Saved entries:
◆ ◆ ◆ ◆
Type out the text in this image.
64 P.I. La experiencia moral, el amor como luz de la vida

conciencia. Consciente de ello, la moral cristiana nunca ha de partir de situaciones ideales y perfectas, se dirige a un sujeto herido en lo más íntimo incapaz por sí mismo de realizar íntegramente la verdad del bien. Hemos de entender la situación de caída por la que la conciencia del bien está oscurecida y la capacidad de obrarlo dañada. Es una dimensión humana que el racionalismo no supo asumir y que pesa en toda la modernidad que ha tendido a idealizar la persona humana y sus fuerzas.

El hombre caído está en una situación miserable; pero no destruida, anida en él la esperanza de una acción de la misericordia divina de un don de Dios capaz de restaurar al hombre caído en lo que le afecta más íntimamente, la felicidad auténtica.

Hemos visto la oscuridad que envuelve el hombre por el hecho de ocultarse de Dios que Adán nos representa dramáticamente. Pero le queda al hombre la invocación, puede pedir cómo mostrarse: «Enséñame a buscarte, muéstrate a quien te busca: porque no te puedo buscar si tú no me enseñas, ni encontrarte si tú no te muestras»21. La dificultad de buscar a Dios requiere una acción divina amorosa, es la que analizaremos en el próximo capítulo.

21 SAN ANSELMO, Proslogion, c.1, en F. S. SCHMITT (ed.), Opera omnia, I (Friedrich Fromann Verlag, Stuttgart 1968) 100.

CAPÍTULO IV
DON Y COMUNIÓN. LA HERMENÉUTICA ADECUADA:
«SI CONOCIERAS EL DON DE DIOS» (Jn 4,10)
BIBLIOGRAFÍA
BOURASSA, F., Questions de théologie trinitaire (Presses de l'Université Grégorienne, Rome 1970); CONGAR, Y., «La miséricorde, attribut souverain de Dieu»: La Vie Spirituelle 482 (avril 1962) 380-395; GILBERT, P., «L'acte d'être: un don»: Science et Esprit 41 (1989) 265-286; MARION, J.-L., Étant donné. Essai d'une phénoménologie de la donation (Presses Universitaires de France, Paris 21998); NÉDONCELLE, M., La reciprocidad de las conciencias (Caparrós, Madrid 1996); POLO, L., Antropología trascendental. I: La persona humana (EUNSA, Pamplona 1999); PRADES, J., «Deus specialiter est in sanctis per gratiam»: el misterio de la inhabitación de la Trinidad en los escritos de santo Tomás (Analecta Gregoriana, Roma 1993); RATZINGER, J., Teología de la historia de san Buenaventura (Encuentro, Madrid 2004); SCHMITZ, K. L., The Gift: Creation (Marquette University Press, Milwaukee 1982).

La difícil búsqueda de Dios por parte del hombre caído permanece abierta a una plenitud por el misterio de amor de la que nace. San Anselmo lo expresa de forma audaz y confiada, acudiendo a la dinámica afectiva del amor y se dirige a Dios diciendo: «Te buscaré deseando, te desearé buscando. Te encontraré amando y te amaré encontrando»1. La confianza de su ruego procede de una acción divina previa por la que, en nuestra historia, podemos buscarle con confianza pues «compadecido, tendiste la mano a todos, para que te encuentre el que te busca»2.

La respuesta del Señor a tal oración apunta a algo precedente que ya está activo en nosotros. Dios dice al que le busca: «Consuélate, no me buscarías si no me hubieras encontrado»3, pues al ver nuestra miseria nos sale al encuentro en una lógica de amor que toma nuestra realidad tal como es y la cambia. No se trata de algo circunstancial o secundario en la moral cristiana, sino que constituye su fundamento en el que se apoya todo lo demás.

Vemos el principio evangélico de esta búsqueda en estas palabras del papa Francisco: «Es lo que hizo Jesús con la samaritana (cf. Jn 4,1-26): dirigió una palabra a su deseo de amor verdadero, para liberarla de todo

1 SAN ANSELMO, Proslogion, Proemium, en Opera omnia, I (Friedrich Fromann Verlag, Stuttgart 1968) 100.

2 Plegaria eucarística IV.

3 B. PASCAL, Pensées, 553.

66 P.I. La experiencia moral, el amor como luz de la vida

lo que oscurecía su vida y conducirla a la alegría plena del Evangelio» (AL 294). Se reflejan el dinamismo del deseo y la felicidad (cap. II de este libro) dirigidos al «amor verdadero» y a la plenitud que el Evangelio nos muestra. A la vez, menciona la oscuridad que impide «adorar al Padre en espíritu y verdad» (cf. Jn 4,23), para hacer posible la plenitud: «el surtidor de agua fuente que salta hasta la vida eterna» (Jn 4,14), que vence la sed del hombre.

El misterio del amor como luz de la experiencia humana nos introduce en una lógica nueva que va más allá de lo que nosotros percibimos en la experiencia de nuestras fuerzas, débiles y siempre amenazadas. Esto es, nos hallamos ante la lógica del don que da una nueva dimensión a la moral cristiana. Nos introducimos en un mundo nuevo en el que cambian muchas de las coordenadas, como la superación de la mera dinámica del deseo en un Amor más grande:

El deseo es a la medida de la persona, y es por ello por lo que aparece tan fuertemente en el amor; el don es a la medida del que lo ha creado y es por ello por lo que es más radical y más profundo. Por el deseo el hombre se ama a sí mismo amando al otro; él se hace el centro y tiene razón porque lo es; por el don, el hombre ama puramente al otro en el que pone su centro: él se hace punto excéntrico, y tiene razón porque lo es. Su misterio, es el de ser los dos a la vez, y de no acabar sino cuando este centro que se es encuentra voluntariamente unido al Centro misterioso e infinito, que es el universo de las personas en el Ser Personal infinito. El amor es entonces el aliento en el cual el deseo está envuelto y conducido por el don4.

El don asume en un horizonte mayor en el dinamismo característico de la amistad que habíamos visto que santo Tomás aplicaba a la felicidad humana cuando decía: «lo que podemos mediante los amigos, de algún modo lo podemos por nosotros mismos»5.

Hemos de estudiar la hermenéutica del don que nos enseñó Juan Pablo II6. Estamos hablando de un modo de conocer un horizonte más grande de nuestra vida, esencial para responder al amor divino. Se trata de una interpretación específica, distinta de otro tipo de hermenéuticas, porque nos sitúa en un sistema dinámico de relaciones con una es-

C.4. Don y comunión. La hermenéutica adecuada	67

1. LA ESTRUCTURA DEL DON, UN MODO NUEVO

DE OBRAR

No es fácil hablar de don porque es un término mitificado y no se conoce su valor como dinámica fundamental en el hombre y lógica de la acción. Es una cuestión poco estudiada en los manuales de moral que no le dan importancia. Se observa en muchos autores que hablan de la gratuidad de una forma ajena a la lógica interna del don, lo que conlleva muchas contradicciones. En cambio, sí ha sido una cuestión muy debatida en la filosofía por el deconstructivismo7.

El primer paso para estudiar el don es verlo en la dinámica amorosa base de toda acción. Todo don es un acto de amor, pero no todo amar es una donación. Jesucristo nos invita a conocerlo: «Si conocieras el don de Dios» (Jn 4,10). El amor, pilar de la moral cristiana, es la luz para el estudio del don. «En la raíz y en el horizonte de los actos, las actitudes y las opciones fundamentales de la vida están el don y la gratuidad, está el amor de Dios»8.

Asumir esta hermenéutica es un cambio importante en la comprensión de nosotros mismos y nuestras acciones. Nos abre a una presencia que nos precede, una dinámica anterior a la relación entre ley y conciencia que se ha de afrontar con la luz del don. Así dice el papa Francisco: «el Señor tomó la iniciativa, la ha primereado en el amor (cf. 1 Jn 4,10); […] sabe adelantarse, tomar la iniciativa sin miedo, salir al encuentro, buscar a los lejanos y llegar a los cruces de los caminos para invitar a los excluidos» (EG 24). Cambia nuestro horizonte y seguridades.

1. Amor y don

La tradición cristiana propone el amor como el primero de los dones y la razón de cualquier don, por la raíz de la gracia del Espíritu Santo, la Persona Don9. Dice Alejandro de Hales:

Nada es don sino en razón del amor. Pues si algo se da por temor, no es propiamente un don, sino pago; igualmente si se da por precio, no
◆ ◆ ◆ ◆
Set exercise
Retype the records in full. Keep every line identical to the original.

Solution
Type out the text in this image.
64 P.I. La experiencia moral, el amor como luz de la vida

conciencia. Consciente de ello, la moral cristiana nunca ha de partir de situaciones ideales y perfectas, se dirige a un sujeto herido en lo más íntimo incapaz por sí mismo de realizar íntegramente la verdad del bien. Hemos de entender la situación de caída por la que la conciencia del bien está oscurecida y la capacidad de obrarlo dañada. Es una dimensión humana que el racionalismo no supo asumir y que pesa en toda la modernidad que ha tendido a idealizar la persona humana y sus fuerzas.

El hombre caído está en una situación miserable; pero no destruida, anida en él la esperanza de una acción de la misericordia divina de un don de Dios capaz de restaurar al hombre caído en lo que le afecta más íntimamente, la felicidad auténtica.

Hemos visto la oscuridad que envuelve el hombre por el hecho de ocultarse de Dios que Adán nos representa dramáticamente. Pero le queda al hombre la invocación, puede pedir cómo mostrarse: «Enséñame a buscarte, muéstrate a quien te busca: porque no te puedo buscar si tú no me enseñas, ni encontrarte si tú no te muestras»21. La dificultad de buscar a Dios requiere una acción divina amorosa, es la que analizaremos en el próximo capítulo.

21 SAN ANSELMO, Proslogion, c.1, en F. S. SCHMITT (ed.), Opera omnia, I (Friedrich Fromann Verlag, Stuttgart 1968) 100.

CAPÍTULO IV
DON Y COMUNIÓN. LA HERMENÉUTICA ADECUADA:
«SI CONOCIERAS EL DON DE DIOS» (Jn 4,10)
BIBLIOGRAFÍA
BOURASSA, F., Questions de théologie trinitaire (Presses de l'Université Grégorienne, Rome 1970); CONGAR, Y., «La miséricorde, attribut souverain de Dieu»: La Vie Spirituelle 482 (avril 1962) 380-395; GILBERT, P., «L'acte d'être: un don»: Science et Esprit 41 (1989) 265-286; MARION, J.-L., Étant donné. Essai d'une phénoménologie de la donation (Presses Universitaires de France, Paris 21998); NÉDONCELLE, M., La reciprocidad de las conciencias (Caparrós, Madrid 1996); POLO, L., Antropología trascendental. I: La persona humana (EUNSA, Pamplona 1999); PRADES, J., «Deus specialiter est in sanctis per gratiam»: el misterio de la inhabitación de la Trinidad en los escritos de santo Tomás (Analecta Gregoriana, Roma 1993); RATZINGER, J., Teología de la historia de san Buenaventura (Encuentro, Madrid 2004); SCHMITZ, K. L., The Gift: Creation (Marquette University Press, Milwaukee 1982).

La difícil búsqueda de Dios por parte del hombre caído permanece abierta a una plenitud por el misterio de amor de la que nace. San Anselmo lo expresa de forma audaz y confiada, acudiendo a la dinámica afectiva del amor y se dirige a Dios diciendo: «Te buscaré deseando, te desearé buscando. Te encontraré amando y te amaré encontrando»1. La confianza de su ruego procede de una acción divina previa por la que, en nuestra historia, podemos buscarle con confianza pues «compadecido, tendiste la mano a todos, para que te encuentre el que te busca»2.

La respuesta del Señor a tal oración apunta a algo precedente que ya está activo en nosotros. Dios dice al que le busca: «Consuélate, no me buscarías si no me hubieras encontrado»3, pues al ver nuestra miseria nos sale al encuentro en una lógica de amor que toma nuestra realidad tal como es y la cambia. No se trata de algo circunstancial o secundario en la moral cristiana, sino que constituye su fundamento en el que se apoya todo lo demás.

Vemos el principio evangélico de esta búsqueda en estas palabras del papa Francisco: «Es lo que hizo Jesús con la samaritana (cf. Jn 4,1-26): dirigió una palabra a su deseo de amor verdadero, para liberarla de todo

1 SAN ANSELMO, Proslogion, Proemium, en Opera omnia, I (Friedrich Fromann Verlag, Stuttgart 1968) 100.

2 Plegaria eucarística IV.

3 B. PASCAL, Pensées, 553.

66 P.I. La experiencia moral, el amor como luz de la vida

lo que oscurecía su vida y conducirla a la alegría plena del Evangelio» (AL 294). Se reflejan el dinamismo del deseo y la felicidad (cap. II de este libro) dirigidos al «amor verdadero» y a la plenitud que el Evangelio nos muestra. A la vez, menciona la oscuridad que impide «adorar al Padre en espíritu y verdad» (cf. Jn 4,23), para hacer posible la plenitud: «el surtidor de agua fuente que salta hasta la vida eterna» (Jn 4,14), que vence la sed del hombre.

El misterio del amor como luz de la experiencia humana nos introduce en una lógica nueva que va más allá de lo que nosotros percibimos en la experiencia de nuestras fuerzas, débiles y siempre amenazadas. Esto es, nos hallamos ante la lógica del don que da una nueva dimensión a la moral cristiana. Nos introducimos en un mundo nuevo en el que cambian muchas de las coordenadas, como la superación de la mera dinámica del deseo en un Amor más grande:

El deseo es a la medida de la persona, y es por ello por lo que aparece tan fuertemente en el amor; el don es a la medida del que lo ha creado y es por ello por lo que es más radical y más profundo. Por el deseo el hombre se ama a sí mismo amando al otro; él se hace el centro y tiene razón porque lo es; por el don, el hombre ama puramente al otro en el que pone su centro: él se hace punto excéntrico, y tiene razón porque lo es. Su misterio, es el de ser los dos a la vez, y de no acabar sino cuando este centro que se es encuentra voluntariamente unido al Centro misterioso e infinito, que es el universo de las personas en el Ser Personal infinito. El amor es entonces el aliento en el cual el deseo está envuelto y conducido por el don4.

El don asume en un horizonte mayor en el dinamismo característico de la amistad que habíamos visto que santo Tomás aplicaba a la felicidad humana cuando decía: «lo que podemos mediante los amigos, de algún modo lo podemos por nosotros mismos»5.

Hemos de estudiar la hermenéutica del don que nos enseñó Juan Pablo II6. Estamos hablando de un modo de conocer un horizonte más grande de nuestra vida, esencial para responder al amor divino. Se trata de una interpretación específica, distinta de otro tipo de hermenéuticas, porque nos sitúa en un sistema dinámico de relaciones con una es-

C.4. Don y comunión. La hermenéutica adecuada	67

1. LA ESTRUCTURA DEL DON, UN MODO NUEVO

DE OBRAR

No es fácil hablar de don porque es un término mitificado y no se conoce su valor como dinámica fundamental en el hombre y lógica de la acción. Es una cuestión poco estudiada en los manuales de moral que no le dan importancia. Se observa en muchos autores que hablan de la gratuidad de una forma ajena a la lógica interna del don, lo que conlleva muchas contradicciones. En cambio, sí ha sido una cuestión muy debatida en la filosofía por el deconstructivismo7.

El primer paso para estudiar el don es verlo en la dinámica amorosa base de toda acción. Todo don es un acto de amor, pero no todo amar es una donación. Jesucristo nos invita a conocerlo: «Si conocieras el don de Dios» (Jn 4,10). El amor, pilar de la moral cristiana, es la luz para el estudio del don. «En la raíz y en el horizonte de los actos, las actitudes y las opciones fundamentales de la vida están el don y la gratuidad, está el amor de Dios»8.

Asumir esta hermenéutica es un cambio importante en la comprensión de nosotros mismos y nuestras acciones. Nos abre a una presencia que nos precede, una dinámica anterior a la relación entre ley y conciencia que se ha de afrontar con la luz del don. Así dice el papa Francisco: «el Señor tomó la iniciativa, la ha primereado en el amor (cf. 1 Jn 4,10); […] sabe adelantarse, tomar la iniciativa sin miedo, salir al encuentro, buscar a los lejanos y llegar a los cruces de los caminos para invitar a los excluidos» (EG 24). Cambia nuestro horizonte y seguridades.

1. Amor y don

La tradición cristiana propone el amor como el primero de los dones y la razón de cualquier don, por la raíz de la gracia del Espíritu Santo, la Persona Don9. Dice Alejandro de Hales:

Nada es don sino en razón del amor. Pues si algo se da por temor, no es propiamente un don, sino pago; igualmente si se da por precio, no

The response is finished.